## Task details:
Copy the rows below word for word, leaving out the picture.

## Input records:
-*-

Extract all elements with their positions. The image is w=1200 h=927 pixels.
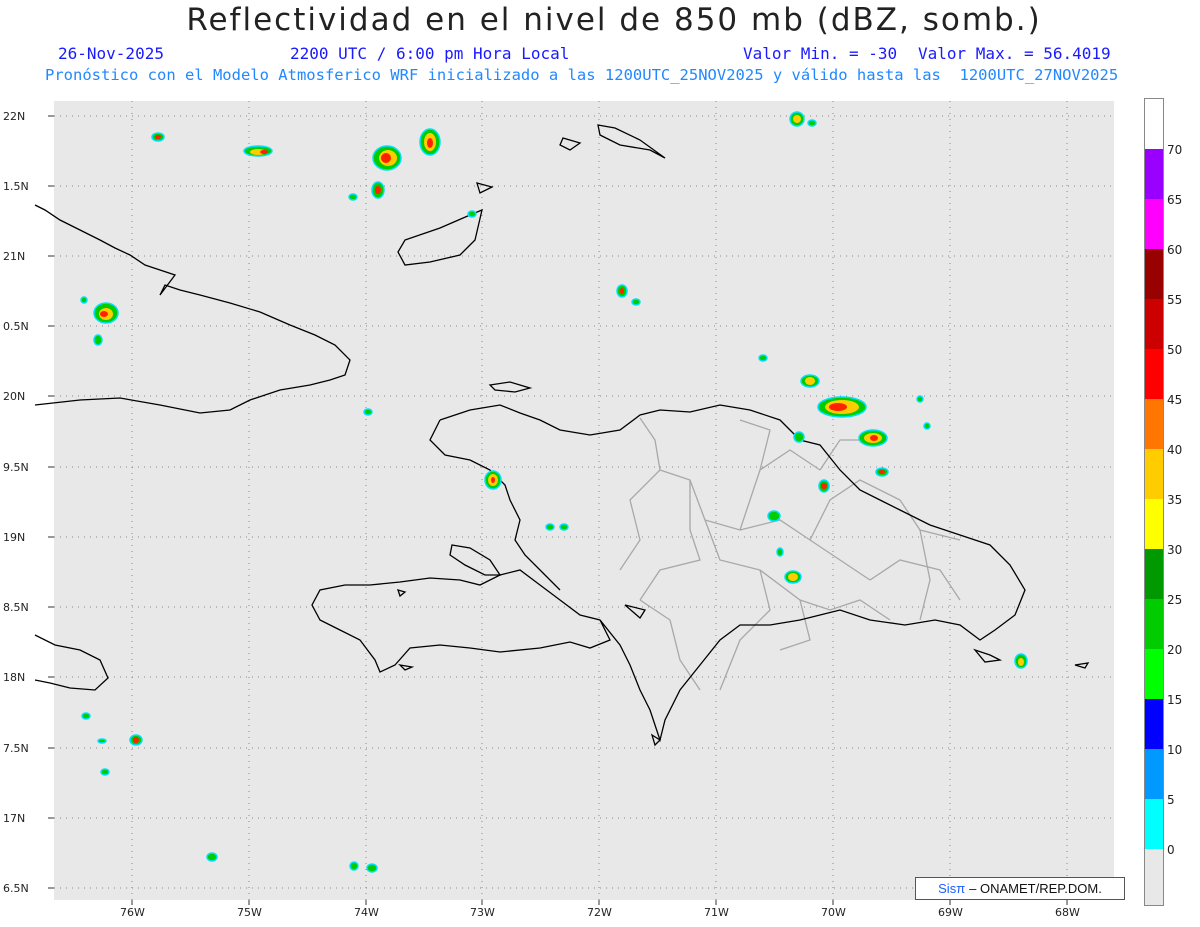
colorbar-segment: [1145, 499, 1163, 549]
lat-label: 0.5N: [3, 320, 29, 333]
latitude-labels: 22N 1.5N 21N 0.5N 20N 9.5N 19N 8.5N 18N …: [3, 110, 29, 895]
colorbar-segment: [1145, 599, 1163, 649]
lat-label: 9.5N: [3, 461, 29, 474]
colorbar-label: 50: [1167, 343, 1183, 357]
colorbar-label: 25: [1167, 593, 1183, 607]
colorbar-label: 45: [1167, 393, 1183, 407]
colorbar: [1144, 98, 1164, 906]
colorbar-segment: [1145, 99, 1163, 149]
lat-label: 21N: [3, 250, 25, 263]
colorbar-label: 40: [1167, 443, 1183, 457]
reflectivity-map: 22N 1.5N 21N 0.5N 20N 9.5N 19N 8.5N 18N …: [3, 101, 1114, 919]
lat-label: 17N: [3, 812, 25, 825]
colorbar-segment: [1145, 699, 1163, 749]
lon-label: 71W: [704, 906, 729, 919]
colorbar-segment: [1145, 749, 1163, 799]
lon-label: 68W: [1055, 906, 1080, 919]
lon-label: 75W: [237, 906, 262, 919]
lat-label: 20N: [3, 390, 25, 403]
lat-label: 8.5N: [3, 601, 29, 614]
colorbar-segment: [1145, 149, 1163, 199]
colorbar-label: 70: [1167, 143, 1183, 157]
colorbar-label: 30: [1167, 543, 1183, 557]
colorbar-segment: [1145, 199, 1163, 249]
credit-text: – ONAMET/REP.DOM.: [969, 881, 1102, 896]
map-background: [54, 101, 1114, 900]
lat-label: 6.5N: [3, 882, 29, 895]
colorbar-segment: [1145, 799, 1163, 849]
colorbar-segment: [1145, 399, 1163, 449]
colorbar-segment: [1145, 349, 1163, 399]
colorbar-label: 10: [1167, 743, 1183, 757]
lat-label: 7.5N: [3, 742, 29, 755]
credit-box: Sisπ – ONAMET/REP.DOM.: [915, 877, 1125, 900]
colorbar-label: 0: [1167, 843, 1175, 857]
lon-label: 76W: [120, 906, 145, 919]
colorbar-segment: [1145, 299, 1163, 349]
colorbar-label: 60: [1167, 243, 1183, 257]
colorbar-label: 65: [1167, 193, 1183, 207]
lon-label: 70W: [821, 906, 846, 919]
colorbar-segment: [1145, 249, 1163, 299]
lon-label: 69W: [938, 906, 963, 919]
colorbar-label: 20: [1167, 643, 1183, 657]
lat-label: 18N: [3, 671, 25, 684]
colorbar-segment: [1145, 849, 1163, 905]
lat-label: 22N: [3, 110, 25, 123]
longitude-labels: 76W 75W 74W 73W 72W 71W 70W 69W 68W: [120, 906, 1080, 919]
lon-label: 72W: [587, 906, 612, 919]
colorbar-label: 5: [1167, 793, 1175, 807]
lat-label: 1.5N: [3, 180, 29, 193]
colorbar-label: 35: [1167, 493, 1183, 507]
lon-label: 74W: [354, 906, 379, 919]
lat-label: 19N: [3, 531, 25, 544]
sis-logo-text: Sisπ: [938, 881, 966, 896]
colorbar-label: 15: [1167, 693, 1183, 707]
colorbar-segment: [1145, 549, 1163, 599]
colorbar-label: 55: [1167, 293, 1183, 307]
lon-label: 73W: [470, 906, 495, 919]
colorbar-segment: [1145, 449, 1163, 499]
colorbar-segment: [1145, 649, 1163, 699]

-*-

## Completed task:
Extract all elements with their positions. The image is w=1200 h=927 pixels.
colorbar-segment: [1145, 499, 1163, 549]
lat-label: 0.5N: [3, 320, 29, 333]
latitude-labels: 22N 1.5N 21N 0.5N 20N 9.5N 19N 8.5N 18N …: [3, 110, 29, 895]
colorbar-segment: [1145, 599, 1163, 649]
lat-label: 9.5N: [3, 461, 29, 474]
colorbar-label: 50: [1167, 343, 1183, 357]
colorbar-label: 25: [1167, 593, 1183, 607]
colorbar-label: 45: [1167, 393, 1183, 407]
colorbar: [1144, 98, 1164, 906]
colorbar-segment: [1145, 99, 1163, 149]
lat-label: 21N: [3, 250, 25, 263]
colorbar-label: 40: [1167, 443, 1183, 457]
reflectivity-map: 22N 1.5N 21N 0.5N 20N 9.5N 19N 8.5N 18N …: [3, 101, 1114, 919]
lat-label: 17N: [3, 812, 25, 825]
colorbar-segment: [1145, 699, 1163, 749]
lon-label: 71W: [704, 906, 729, 919]
colorbar-segment: [1145, 749, 1163, 799]
lon-label: 68W: [1055, 906, 1080, 919]
lon-label: 75W: [237, 906, 262, 919]
lat-label: 20N: [3, 390, 25, 403]
lat-label: 8.5N: [3, 601, 29, 614]
colorbar-segment: [1145, 149, 1163, 199]
colorbar-label: 70: [1167, 143, 1183, 157]
colorbar-label: 30: [1167, 543, 1183, 557]
colorbar-segment: [1145, 199, 1163, 249]
credit-text: – ONAMET/REP.DOM.: [969, 881, 1102, 896]
map-background: [54, 101, 1114, 900]
lat-label: 6.5N: [3, 882, 29, 895]
colorbar-segment: [1145, 799, 1163, 849]
colorbar-segment: [1145, 399, 1163, 449]
colorbar-segment: [1145, 349, 1163, 399]
colorbar-label: 10: [1167, 743, 1183, 757]
lat-label: 7.5N: [3, 742, 29, 755]
credit-box: Sisπ – ONAMET/REP.DOM.: [915, 877, 1125, 900]
colorbar-label: 0: [1167, 843, 1175, 857]
lon-label: 76W: [120, 906, 145, 919]
colorbar-segment: [1145, 299, 1163, 349]
colorbar-label: 60: [1167, 243, 1183, 257]
colorbar-label: 65: [1167, 193, 1183, 207]
lon-label: 70W: [821, 906, 846, 919]
colorbar-segment: [1145, 249, 1163, 299]
lon-label: 69W: [938, 906, 963, 919]
colorbar-label: 20: [1167, 643, 1183, 657]
lat-label: 18N: [3, 671, 25, 684]
colorbar-segment: [1145, 849, 1163, 905]
lat-label: 22N: [3, 110, 25, 123]
longitude-labels: 76W 75W 74W 73W 72W 71W 70W 69W 68W: [120, 906, 1080, 919]
lon-label: 72W: [587, 906, 612, 919]
colorbar-label: 5: [1167, 793, 1175, 807]
lat-label: 1.5N: [3, 180, 29, 193]
colorbar-label: 35: [1167, 493, 1183, 507]
lon-label: 74W: [354, 906, 379, 919]
lat-label: 19N: [3, 531, 25, 544]
sis-logo-text: Sisπ: [938, 881, 966, 896]
colorbar-label: 15: [1167, 693, 1183, 707]
colorbar-segment: [1145, 549, 1163, 599]
colorbar-label: 55: [1167, 293, 1183, 307]
lon-label: 73W: [470, 906, 495, 919]
colorbar-segment: [1145, 449, 1163, 499]
colorbar-segment: [1145, 649, 1163, 699]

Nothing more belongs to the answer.